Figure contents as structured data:
################
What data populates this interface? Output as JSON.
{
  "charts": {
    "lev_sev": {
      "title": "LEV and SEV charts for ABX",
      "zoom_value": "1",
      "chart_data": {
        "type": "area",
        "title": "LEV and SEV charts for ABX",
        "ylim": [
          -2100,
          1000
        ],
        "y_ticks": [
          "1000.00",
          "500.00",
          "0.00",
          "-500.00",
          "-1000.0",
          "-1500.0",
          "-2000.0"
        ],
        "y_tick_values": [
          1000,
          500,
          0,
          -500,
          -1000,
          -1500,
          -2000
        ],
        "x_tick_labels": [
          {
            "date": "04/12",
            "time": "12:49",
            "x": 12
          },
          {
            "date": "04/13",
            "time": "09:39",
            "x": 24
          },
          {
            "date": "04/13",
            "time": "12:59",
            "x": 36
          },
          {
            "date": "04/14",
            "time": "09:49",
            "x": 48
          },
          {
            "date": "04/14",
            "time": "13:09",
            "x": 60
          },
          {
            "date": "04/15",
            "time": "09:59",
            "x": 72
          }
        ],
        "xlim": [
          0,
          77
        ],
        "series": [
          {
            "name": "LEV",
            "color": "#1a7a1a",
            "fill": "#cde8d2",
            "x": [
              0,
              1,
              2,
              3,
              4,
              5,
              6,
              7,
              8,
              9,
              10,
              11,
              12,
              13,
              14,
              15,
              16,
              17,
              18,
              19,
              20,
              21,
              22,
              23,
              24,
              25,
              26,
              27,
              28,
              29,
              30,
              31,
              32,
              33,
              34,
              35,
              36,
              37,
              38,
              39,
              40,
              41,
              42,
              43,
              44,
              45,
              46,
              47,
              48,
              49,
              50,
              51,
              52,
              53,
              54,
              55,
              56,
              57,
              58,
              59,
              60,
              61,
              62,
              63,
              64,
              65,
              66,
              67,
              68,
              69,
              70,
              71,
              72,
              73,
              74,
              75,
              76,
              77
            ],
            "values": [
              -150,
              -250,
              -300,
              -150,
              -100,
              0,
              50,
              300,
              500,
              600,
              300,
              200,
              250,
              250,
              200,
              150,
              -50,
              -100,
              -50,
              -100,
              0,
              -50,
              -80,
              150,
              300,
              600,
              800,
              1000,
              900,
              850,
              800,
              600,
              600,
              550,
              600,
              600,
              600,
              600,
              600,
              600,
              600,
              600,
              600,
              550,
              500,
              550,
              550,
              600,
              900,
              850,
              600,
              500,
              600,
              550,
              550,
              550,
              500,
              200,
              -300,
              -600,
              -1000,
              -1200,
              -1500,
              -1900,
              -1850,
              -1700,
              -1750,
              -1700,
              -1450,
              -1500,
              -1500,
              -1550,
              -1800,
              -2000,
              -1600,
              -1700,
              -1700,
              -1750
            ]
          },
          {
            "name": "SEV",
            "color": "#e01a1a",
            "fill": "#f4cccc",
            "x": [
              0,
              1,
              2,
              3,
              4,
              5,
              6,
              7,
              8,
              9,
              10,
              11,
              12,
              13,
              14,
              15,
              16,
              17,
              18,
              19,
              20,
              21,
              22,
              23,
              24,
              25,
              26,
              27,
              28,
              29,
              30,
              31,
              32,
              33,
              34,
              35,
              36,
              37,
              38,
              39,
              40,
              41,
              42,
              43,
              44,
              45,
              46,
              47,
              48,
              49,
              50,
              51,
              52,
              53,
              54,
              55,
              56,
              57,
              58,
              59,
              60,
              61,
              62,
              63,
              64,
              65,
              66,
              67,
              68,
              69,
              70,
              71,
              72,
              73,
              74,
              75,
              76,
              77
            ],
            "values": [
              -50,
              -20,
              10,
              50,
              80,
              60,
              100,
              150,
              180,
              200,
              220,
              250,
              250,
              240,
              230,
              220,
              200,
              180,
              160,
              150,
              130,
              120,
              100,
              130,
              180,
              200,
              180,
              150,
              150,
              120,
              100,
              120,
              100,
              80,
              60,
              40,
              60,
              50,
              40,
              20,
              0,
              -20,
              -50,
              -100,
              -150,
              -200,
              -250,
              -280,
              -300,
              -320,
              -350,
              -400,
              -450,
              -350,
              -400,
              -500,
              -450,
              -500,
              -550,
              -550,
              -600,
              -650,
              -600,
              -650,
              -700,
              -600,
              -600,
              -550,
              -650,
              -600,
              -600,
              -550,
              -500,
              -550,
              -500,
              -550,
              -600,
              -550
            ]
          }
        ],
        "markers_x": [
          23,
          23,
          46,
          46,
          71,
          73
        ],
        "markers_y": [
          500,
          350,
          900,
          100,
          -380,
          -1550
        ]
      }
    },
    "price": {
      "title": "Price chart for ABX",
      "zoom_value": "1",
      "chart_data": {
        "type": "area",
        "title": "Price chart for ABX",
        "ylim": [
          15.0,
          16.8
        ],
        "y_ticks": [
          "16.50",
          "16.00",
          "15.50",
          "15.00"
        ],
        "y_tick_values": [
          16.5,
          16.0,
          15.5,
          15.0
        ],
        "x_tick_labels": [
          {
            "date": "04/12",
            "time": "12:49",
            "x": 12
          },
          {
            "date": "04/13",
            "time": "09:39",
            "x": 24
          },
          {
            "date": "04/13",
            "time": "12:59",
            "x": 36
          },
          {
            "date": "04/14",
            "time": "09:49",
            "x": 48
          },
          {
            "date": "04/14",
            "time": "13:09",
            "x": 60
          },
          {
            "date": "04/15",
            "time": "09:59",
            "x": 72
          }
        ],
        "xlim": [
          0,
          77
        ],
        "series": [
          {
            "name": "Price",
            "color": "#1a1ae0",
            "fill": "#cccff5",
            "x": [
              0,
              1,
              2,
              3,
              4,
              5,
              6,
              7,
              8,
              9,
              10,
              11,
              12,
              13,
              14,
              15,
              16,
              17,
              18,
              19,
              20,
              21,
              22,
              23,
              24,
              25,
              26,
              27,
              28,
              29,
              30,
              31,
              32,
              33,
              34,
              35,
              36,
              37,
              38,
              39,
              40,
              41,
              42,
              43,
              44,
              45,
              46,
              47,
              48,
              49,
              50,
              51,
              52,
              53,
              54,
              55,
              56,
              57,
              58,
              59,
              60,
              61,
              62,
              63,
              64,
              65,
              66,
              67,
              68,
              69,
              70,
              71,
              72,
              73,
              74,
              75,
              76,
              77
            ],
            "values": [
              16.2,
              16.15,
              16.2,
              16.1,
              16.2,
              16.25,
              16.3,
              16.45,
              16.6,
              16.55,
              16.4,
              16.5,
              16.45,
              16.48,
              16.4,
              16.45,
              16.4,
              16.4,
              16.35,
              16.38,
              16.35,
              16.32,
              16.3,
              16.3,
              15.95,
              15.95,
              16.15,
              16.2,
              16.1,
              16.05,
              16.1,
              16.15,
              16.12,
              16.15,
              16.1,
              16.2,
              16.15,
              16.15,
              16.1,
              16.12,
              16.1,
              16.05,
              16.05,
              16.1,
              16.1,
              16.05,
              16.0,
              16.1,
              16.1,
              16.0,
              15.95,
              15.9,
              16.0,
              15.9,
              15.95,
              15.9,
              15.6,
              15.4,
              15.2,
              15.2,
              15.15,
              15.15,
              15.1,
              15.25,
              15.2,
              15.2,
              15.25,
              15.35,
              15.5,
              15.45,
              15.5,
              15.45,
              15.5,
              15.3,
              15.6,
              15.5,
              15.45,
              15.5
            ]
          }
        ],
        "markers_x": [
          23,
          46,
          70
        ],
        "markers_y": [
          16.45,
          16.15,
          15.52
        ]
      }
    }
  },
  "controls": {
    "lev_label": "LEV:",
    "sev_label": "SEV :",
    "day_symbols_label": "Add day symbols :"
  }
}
################
Requirement -> In the listing, find each line with the string "title" and copy it.

Task result ->
      "title": "LEV and SEV charts for ABX",
        "title": "LEV and SEV charts for ABX",
      "title": "Price chart for ABX",
        "title": "Price chart for ABX",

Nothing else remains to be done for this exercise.